• [What this task involves]
Count every line that holds the string "replies", and report the number alone.

• [Provided records]
----------------------------------------

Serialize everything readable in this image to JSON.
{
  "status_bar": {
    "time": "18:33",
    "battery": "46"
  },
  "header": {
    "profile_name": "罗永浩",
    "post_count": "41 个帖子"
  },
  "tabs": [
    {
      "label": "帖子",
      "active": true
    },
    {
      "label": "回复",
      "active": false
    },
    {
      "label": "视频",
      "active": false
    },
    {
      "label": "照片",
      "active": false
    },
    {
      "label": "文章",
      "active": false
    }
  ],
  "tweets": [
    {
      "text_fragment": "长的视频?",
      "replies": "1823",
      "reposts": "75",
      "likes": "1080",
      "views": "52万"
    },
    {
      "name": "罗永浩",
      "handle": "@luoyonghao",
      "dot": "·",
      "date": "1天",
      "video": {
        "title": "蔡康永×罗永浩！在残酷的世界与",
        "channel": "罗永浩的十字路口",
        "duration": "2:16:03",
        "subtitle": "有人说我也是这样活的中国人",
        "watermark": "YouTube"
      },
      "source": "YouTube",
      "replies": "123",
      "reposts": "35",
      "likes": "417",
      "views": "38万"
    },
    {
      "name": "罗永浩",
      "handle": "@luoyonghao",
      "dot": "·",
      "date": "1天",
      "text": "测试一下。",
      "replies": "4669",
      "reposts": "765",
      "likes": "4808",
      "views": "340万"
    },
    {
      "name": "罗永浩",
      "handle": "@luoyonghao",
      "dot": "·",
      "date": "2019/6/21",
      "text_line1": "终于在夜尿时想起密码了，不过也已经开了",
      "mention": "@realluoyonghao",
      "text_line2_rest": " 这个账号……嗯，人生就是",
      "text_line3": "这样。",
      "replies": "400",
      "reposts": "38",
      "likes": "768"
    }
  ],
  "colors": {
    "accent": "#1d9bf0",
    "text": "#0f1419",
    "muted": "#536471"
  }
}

----------------------------------------

• [Exercise result]
4